» RECORD LIST:
▬▬▬▬▬▬▬▬▬▬

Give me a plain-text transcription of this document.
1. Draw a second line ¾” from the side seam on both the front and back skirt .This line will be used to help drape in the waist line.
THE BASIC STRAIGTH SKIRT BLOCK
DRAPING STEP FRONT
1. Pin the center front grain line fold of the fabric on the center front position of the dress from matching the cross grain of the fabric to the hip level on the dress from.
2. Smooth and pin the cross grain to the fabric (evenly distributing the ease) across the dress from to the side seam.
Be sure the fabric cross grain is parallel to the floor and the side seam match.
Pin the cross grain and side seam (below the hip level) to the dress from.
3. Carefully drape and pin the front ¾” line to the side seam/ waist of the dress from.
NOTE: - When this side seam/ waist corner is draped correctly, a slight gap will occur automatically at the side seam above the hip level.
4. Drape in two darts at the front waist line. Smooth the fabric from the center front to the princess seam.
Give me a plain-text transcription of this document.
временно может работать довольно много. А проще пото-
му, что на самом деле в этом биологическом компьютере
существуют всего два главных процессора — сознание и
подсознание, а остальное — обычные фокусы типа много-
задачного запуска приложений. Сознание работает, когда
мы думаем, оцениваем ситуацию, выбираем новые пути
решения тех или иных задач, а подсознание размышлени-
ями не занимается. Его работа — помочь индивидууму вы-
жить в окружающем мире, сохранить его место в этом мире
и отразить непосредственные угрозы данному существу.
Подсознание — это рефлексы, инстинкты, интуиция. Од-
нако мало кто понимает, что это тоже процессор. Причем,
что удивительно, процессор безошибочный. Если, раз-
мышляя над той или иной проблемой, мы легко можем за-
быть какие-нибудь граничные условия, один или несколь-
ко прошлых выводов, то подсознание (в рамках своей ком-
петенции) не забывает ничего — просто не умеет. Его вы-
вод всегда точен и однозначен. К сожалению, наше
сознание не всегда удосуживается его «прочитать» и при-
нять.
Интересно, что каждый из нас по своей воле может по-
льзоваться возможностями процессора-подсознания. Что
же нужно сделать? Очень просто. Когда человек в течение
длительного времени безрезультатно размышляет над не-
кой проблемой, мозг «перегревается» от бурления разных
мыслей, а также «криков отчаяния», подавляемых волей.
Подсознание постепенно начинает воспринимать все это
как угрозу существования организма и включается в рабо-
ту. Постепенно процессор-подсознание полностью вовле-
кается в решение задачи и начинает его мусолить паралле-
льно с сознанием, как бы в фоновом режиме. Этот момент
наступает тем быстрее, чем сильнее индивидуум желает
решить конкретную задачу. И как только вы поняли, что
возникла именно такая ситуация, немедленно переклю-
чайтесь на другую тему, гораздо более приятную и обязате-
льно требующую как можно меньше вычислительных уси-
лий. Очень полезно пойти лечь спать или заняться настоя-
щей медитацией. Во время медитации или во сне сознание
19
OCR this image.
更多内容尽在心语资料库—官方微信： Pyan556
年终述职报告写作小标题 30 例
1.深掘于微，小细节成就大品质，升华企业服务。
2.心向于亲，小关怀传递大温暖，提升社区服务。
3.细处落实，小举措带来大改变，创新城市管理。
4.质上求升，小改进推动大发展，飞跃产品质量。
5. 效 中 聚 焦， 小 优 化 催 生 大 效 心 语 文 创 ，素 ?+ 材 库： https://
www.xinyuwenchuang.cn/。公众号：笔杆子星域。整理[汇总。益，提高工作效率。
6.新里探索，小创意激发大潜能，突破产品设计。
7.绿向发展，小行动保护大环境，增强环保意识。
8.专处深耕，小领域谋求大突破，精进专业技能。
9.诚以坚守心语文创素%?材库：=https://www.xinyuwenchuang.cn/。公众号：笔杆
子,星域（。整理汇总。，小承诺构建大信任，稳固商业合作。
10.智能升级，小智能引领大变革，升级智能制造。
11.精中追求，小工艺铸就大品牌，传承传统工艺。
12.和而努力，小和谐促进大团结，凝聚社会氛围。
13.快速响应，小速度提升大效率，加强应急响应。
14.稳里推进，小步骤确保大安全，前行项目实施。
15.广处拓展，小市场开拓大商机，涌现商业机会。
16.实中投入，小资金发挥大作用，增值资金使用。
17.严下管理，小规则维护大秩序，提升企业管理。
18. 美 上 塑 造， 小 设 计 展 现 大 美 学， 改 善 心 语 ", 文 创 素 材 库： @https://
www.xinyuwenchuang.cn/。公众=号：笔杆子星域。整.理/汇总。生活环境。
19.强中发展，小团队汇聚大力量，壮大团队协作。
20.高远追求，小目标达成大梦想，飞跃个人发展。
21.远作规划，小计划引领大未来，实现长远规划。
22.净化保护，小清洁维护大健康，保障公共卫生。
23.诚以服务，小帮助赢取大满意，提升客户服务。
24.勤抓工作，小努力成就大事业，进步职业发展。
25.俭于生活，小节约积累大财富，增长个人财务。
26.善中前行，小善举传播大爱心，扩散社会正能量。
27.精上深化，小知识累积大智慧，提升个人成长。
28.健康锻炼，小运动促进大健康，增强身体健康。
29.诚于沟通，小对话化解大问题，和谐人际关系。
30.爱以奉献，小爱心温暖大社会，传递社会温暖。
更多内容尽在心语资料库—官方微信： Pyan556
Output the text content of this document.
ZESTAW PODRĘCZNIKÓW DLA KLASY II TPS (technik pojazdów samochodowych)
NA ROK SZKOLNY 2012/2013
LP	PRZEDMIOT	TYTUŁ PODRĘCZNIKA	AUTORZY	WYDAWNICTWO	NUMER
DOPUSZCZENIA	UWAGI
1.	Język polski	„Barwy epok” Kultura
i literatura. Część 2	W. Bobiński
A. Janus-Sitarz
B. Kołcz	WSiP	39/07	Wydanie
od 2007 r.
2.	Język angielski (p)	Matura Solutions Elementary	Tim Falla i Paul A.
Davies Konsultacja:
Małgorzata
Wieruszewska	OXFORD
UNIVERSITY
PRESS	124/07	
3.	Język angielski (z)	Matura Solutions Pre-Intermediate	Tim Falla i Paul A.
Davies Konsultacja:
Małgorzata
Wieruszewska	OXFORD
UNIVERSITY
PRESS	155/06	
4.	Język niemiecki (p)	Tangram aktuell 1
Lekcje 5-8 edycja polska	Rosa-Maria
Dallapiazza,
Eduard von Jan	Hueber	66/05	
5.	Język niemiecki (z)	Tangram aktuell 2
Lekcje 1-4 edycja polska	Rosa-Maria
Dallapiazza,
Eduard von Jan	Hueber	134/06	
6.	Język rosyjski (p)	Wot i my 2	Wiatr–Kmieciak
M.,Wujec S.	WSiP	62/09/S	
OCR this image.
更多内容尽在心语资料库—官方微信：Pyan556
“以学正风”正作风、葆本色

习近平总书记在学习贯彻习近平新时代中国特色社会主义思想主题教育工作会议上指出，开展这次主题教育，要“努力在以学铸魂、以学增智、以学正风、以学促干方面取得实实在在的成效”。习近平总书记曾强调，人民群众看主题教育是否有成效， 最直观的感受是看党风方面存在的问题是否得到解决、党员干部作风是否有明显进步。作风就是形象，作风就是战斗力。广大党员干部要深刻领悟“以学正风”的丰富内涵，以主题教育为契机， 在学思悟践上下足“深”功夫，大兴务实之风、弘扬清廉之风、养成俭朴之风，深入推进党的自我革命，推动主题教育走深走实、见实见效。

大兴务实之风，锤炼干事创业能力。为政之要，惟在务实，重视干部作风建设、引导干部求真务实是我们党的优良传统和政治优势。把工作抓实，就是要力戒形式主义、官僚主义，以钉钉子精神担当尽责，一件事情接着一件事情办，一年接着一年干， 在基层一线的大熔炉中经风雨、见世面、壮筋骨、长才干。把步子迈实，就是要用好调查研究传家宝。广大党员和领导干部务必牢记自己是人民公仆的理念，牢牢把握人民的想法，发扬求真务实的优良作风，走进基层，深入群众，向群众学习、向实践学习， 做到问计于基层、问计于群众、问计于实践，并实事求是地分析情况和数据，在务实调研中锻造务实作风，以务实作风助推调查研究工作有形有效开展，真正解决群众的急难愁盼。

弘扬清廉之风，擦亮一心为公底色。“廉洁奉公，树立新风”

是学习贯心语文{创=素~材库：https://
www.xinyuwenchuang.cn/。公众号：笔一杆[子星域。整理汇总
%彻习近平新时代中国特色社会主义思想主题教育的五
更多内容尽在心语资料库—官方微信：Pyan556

▬▬▬▬▬▬▬▬▬▬

Show each line in the entries that holds the string "level".

1. Pin the center front grain line fold of the fabric on the center front position of the dress from matching the cross grain of the fabric to the hip level on the dress from.
Pin the cross grain and side seam (below the hip level) to the dress from.
NOTE: - When this side seam/ waist corner is draped correctly, a slight gap will occur automatically at the side seam above the hip level.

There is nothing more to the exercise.